> **Source text**
-- Opening Marker --

How God Cracks Open Our “Buffered Selves”, Part 1

I love Rick Warren’s advice about having an Annual Abandon. Right now I’m on my Annual Abandon in beautiful Switzerland. There’s not much better for restoring the soul than beautiful scenery, good friends, and lots of unscheduled time. (Gorgeous pool on your doorstep helps, too!) Looking back, even the last week before I headed off was a whirlwind: my book was launched with a great collaboration between CTS and Signs of Life; and I went back to my home diocese of Clifton to give a keynote which you can listen to here.

In the quiet of Fribourg, I’m reading again the philosopher Charles Taylor. He has a description that he uses for the “self” in the medieval social imaginary. He uses the term porous self to designate how the self in premodern times was open and vulnerable to the enchanted “outside” world, susceptible to outside forces such as grace or possession. Modernity and disenchantment, the eclipse of the transcendent, have changed the way we see ourselves (our social imaginary). As meaning has shifted from things themselves into the mind, the self has becomes insulated in an interior “mind”, no longer vulnerable to the transcendent. To describe this way of seeing ourselves, he uses the term buffered self. (A great introduction to Taylor is James KA Smith, How (Not) To Be Secular.)

-- Closing Marker --

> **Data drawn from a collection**
-- Opening Marker --

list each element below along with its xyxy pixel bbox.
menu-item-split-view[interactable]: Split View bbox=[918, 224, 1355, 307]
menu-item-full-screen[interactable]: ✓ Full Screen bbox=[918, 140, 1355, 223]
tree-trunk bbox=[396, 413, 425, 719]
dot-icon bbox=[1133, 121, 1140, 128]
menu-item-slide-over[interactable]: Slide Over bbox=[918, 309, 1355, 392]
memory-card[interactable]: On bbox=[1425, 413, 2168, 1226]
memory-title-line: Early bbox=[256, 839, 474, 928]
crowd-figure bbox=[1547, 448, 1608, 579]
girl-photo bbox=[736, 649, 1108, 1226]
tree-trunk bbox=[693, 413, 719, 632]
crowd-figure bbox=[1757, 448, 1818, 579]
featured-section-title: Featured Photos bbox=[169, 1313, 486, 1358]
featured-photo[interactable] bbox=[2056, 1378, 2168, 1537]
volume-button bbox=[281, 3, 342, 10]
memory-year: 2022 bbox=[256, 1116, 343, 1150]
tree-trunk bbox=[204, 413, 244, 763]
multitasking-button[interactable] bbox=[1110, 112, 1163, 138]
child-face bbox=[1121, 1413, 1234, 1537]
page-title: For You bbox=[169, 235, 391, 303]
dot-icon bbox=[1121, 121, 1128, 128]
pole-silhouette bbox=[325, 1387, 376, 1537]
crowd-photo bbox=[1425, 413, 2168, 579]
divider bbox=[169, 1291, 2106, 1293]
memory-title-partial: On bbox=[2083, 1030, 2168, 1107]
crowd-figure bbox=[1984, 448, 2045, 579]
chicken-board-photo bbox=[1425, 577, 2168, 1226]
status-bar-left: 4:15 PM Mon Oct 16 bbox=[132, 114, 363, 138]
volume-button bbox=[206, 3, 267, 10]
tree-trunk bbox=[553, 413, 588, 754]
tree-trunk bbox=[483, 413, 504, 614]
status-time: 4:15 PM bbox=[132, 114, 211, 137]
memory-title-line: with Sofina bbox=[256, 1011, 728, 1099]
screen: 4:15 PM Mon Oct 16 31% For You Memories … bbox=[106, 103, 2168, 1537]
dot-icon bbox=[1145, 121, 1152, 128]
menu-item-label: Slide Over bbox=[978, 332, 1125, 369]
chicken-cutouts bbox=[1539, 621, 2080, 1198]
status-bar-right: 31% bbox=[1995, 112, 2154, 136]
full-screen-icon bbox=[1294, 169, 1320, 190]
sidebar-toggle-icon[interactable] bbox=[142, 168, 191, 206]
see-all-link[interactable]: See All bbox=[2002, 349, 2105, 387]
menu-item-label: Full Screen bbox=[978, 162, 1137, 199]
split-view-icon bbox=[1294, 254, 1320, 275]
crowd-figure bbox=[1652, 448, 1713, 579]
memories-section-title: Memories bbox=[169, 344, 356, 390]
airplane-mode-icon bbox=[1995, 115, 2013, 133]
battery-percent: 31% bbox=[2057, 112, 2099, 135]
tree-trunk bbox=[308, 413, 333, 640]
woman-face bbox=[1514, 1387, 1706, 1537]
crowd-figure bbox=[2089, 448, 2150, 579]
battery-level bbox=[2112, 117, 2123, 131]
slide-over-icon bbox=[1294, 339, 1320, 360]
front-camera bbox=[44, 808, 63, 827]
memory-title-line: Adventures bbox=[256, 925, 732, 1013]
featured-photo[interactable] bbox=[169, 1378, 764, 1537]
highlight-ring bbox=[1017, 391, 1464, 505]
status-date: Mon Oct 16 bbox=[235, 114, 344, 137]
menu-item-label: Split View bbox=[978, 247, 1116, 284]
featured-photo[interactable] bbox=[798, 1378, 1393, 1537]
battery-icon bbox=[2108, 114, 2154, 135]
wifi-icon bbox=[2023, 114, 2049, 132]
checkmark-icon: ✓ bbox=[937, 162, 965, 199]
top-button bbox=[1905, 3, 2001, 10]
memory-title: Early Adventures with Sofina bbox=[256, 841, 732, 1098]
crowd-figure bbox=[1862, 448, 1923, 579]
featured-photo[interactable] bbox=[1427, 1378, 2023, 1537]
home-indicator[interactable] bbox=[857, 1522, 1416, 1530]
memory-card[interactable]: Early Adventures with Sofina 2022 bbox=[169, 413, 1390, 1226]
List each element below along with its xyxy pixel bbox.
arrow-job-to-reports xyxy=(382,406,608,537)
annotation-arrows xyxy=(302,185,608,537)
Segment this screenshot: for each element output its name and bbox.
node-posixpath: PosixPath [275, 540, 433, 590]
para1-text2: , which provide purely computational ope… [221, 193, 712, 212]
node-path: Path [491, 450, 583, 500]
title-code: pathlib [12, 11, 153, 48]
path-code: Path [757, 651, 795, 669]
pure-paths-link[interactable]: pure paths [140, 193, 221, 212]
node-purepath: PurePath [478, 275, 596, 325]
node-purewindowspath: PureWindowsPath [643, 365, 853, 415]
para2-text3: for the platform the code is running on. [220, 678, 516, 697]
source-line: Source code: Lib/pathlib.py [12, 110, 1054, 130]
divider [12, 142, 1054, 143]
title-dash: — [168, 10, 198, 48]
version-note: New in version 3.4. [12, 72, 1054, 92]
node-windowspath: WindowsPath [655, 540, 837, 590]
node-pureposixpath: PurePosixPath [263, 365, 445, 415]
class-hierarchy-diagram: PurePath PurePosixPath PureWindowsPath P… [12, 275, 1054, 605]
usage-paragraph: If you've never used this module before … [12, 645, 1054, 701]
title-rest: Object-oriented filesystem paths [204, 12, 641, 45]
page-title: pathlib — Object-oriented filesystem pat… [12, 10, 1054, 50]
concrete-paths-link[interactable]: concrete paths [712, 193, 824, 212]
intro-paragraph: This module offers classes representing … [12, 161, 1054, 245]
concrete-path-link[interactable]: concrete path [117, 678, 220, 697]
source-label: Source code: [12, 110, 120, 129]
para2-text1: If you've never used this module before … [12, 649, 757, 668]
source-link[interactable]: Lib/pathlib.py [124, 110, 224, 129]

-- Closing Marker --

> **What this exercise asks**
A: From the post about buffered selves, copy the passage from "In the quiet" up to and including "To Be Secular.)".
B: Translate this sentence from the post about buffered selves into Spanish: "In the quiet of Fribourg, I’m reading again the philosopher Charles Taylor."
C: Continue the post about buffered selves from the point where it stops.

> **Written responses**
A:
In the quiet of Fribourg, I’m reading again the philosopher Charles Taylor. He has a description that he uses for the “self” in the medieval social imaginary. He uses the term porous self to designate how the self in premodern times was open and vulnerable to the enchanted “outside” world, susceptible to outside forces such as grace or possession. Modernity and disenchantment, the eclipse of the transcendent, have changed the way we see ourselves (our social imaginary). As meaning has shifted from things themselves into the mind, the self has becomes insulated in an interior “mind”, no longer vulnerable to the transcendent. To describe this way of seeing ourselves, he uses the term buffered self. (A great introduction to Taylor is James KA Smith, How (Not) To Be Secular.)

B: En la tranquilidad de Friburgo, estoy leyendo de nuevo al filósofo Charles Taylor.

C:
At work, life is managed, controlled, order is applied to everything, risk is assessed and mitigated against. It is peak “buffered self”. Really, Taylor argues, our whole lives are lived as “buffered selves” because this is simply how we see and understand, it is the air we breathe.

Let me share something with you. I am a real “buffered self” person. I’m reading Taylor, and I’m like, “This is me!” I like ordering, managing, mitigating against risk. Perhaps I am a self-professed child of the Enlightenment, and if so I’m fine with it, because spreadsheets are my love language ☺️ I know that according to Taylor this means embracing the immanent sphere in which we find ourselves, closed to the divine and protected against the supernatural. I know that modernity has brought with it what he calls the Modern Moral Order, where polite civilisation, discipline and mechanistic order has replaced unpredictability, dynamism, chaos and openness to the supernatural. But I quite like order, predictability, and controlling my life, thanks very much!

If this is what I’m like naturally, I know exactly the power of God in my life, because it brings with it unpredictability, epically abundant life, wild propositions, extraordinary miracles. (I described this a little in my last post here.) Not much of this can be managed on a spreadsheet, however much I’d like to try (and still do because c’mon, Lord, work with me). To me, it seems like there are areas in our lives when we come closer to a “porous self” experience. This is the first one and it is supernatural. It is when the Holy Spirit sweeps us off our feet. When our tidy if slightly grey immanent sphere is blown open to reveal the glorious, starlit canopy of transcendence. The experience of God being real and active.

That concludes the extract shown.